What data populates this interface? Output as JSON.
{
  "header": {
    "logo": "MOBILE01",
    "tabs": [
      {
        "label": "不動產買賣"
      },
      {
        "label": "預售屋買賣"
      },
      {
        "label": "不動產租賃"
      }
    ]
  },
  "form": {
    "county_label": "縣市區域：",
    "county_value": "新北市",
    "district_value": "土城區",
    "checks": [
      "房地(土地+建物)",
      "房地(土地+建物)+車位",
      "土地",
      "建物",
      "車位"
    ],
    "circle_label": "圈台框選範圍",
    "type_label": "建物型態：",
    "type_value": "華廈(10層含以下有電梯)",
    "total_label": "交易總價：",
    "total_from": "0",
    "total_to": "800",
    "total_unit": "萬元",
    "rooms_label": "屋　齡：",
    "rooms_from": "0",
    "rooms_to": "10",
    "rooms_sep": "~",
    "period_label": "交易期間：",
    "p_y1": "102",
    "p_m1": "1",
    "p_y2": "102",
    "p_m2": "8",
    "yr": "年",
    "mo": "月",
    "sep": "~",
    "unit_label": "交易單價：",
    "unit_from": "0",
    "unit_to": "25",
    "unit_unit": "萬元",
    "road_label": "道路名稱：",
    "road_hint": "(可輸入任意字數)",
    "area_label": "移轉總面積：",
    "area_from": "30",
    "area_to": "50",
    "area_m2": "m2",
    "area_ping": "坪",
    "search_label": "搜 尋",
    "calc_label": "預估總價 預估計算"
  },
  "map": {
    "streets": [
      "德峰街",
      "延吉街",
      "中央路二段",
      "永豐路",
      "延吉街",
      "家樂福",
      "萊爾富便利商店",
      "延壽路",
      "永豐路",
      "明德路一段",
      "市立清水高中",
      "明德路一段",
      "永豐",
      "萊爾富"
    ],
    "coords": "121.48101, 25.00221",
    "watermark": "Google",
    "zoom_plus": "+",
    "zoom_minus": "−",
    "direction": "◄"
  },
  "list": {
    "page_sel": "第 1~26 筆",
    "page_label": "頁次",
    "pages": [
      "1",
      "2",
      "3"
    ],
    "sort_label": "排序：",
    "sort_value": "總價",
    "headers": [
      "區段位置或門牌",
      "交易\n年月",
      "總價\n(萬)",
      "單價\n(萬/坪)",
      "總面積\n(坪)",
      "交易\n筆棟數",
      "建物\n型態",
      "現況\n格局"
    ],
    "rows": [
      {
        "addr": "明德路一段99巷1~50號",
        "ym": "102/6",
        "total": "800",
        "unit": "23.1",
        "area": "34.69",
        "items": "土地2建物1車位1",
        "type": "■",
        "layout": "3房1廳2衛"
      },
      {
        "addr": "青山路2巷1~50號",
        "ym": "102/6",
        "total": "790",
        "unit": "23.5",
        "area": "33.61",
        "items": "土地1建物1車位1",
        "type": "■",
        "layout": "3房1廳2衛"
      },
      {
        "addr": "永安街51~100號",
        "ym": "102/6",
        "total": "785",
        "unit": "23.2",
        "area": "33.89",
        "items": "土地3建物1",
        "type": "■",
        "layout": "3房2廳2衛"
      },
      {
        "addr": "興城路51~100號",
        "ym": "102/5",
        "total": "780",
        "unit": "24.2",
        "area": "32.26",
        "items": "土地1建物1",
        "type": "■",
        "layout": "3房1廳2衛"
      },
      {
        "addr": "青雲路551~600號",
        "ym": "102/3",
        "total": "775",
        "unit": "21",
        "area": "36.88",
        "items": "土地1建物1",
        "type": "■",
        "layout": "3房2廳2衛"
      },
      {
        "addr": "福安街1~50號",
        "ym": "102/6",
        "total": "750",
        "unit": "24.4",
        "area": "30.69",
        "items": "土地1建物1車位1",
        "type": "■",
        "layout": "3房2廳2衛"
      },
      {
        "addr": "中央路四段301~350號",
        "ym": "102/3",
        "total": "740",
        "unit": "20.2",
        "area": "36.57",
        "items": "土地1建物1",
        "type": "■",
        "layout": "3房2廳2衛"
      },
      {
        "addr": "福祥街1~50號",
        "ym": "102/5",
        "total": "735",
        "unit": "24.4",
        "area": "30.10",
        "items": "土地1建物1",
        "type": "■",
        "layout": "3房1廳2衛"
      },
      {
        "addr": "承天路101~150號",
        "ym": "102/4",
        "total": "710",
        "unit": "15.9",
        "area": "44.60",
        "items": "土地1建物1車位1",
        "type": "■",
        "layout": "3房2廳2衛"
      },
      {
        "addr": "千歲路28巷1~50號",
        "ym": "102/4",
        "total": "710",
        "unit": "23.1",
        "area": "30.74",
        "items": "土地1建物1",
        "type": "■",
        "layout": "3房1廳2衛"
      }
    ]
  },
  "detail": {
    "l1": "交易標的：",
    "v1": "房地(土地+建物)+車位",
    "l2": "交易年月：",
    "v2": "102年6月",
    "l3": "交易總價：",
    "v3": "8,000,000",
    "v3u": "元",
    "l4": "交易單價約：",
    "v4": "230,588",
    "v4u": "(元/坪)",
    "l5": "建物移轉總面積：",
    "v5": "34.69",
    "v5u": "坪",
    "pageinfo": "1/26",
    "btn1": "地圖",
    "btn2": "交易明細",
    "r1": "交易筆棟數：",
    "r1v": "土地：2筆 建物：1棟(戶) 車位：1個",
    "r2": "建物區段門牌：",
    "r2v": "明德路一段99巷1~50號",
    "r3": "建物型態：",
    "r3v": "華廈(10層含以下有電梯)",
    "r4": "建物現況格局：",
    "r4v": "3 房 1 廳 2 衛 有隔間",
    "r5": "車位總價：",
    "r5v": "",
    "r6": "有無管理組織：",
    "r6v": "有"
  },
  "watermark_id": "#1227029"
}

───

### Your objective
Print the material once more, exactly.

### Task output
What data populates this interface? Output as JSON.
{
  "header": {
    "logo": "MOBILE01",
    "tabs": [
      {
        "label": "不動產買賣"
      },
      {
        "label": "預售屋買賣"
      },
      {
        "label": "不動產租賃"
      }
    ]
  },
  "form": {
    "county_label": "縣市區域：",
    "county_value": "新北市",
    "district_value": "土城區",
    "checks": [
      "房地(土地+建物)",
      "房地(土地+建物)+車位",
      "土地",
      "建物",
      "車位"
    ],
    "circle_label": "圈台框選範圍",
    "type_label": "建物型態：",
    "type_value": "華廈(10層含以下有電梯)",
    "total_label": "交易總價：",
    "total_from": "0",
    "total_to": "800",
    "total_unit": "萬元",
    "rooms_label": "屋　齡：",
    "rooms_from": "0",
    "rooms_to": "10",
    "rooms_sep": "~",
    "period_label": "交易期間：",
    "p_y1": "102",
    "p_m1": "1",
    "p_y2": "102",
    "p_m2": "8",
    "yr": "年",
    "mo": "月",
    "sep": "~",
    "unit_label": "交易單價：",
    "unit_from": "0",
    "unit_to": "25",
    "unit_unit": "萬元",
    "road_label": "道路名稱：",
    "road_hint": "(可輸入任意字數)",
    "area_label": "移轉總面積：",
    "area_from": "30",
    "area_to": "50",
    "area_m2": "m2",
    "area_ping": "坪",
    "search_label": "搜 尋",
    "calc_label": "預估總價 預估計算"
  },
  "map": {
    "streets": [
      "德峰街",
      "延吉街",
      "中央路二段",
      "永豐路",
      "延吉街",
      "家樂福",
      "萊爾富便利商店",
      "延壽路",
      "永豐路",
      "明德路一段",
      "市立清水高中",
      "明德路一段",
      "永豐",
      "萊爾富"
    ],
    "coords": "121.48101, 25.00221",
    "watermark": "Google",
    "zoom_plus": "+",
    "zoom_minus": "−",
    "direction": "◄"
  },
  "list": {
    "page_sel": "第 1~26 筆",
    "page_label": "頁次",
    "pages": [
      "1",
      "2",
      "3"
    ],
    "sort_label": "排序：",
    "sort_value": "總價",
    "headers": [
      "區段位置或門牌",
      "交易\n年月",
      "總價\n(萬)",
      "單價\n(萬/坪)",
      "總面積\n(坪)",
      "交易\n筆棟數",
      "建物\n型態",
      "現況\n格局"
    ],
    "rows": [
      {
        "addr": "明德路一段99巷1~50號",
        "ym": "102/6",
        "total": "800",
        "unit": "23.1",
        "area": "34.69",
        "items": "土地2建物1車位1",
        "type": "■",
        "layout": "3房1廳2衛"
      },
      {
        "addr": "青山路2巷1~50號",
        "ym": "102/6",
        "total": "790",
        "unit": "23.5",
        "area": "33.61",
        "items": "土地1建物1車位1",
        "type": "■",
        "layout": "3房1廳2衛"
      },
      {
        "addr": "永安街51~100號",
        "ym": "102/6",
        "total": "785",
        "unit": "23.2",
        "area": "33.89",
        "items": "土地3建物1",
        "type": "■",
        "layout": "3房2廳2衛"
      },
      {
        "addr": "興城路51~100號",
        "ym": "102/5",
        "total": "780",
        "unit": "24.2",
        "area": "32.26",
        "items": "土地1建物1",
        "type": "■",
        "layout": "3房1廳2衛"
      },
      {
        "addr": "青雲路551~600號",
        "ym": "102/3",
        "total": "775",
        "unit": "21",
        "area": "36.88",
        "items": "土地1建物1",
        "type": "■",
        "layout": "3房2廳2衛"
      },
      {
        "addr": "福安街1~50號",
        "ym": "102/6",
        "total": "750",
        "unit": "24.4",
        "area": "30.69",
        "items": "土地1建物1車位1",
        "type": "■",
        "layout": "3房2廳2衛"
      },
      {
        "addr": "中央路四段301~350號",
        "ym": "102/3",
        "total": "740",
        "unit": "20.2",
        "area": "36.57",
        "items": "土地1建物1",
        "type": "■",
        "layout": "3房2廳2衛"
      },
      {
        "addr": "福祥街1~50號",
        "ym": "102/5",
        "total": "735",
        "unit": "24.4",
        "area": "30.10",
        "items": "土地1建物1",
        "type": "■",
        "layout": "3房1廳2衛"
      },
      {
        "addr": "承天路101~150號",
        "ym": "102/4",
        "total": "710",
        "unit": "15.9",
        "area": "44.60",
        "items": "土地1建物1車位1",
        "type": "■",
        "layout": "3房2廳2衛"
      },
      {
        "addr": "千歲路28巷1~50號",
        "ym": "102/4",
        "total": "710",
        "unit": "23.1",
        "area": "30.74",
        "items": "土地1建物1",
        "type": "■",
        "layout": "3房1廳2衛"
      }
    ]
  },
  "detail": {
    "l1": "交易標的：",
    "v1": "房地(土地+建物)+車位",
    "l2": "交易年月：",
    "v2": "102年6月",
    "l3": "交易總價：",
    "v3": "8,000,000",
    "v3u": "元",
    "l4": "交易單價約：",
    "v4": "230,588",
    "v4u": "(元/坪)",
    "l5": "建物移轉總面積：",
    "v5": "34.69",
    "v5u": "坪",
    "pageinfo": "1/26",
    "btn1": "地圖",
    "btn2": "交易明細",
    "r1": "交易筆棟數：",
    "r1v": "土地：2筆 建物：1棟(戶) 車位：1個",
    "r2": "建物區段門牌：",
    "r2v": "明德路一段99巷1~50號",
    "r3": "建物型態：",
    "r3v": "華廈(10層含以下有電梯)",
    "r4": "建物現況格局：",
    "r4v": "3 房 1 廳 2 衛 有隔間",
    "r5": "車位總價：",
    "r5v": "",
    "r6": "有無管理組織：",
    "r6v": "有"
  },
  "watermark_id": "#1227029"
}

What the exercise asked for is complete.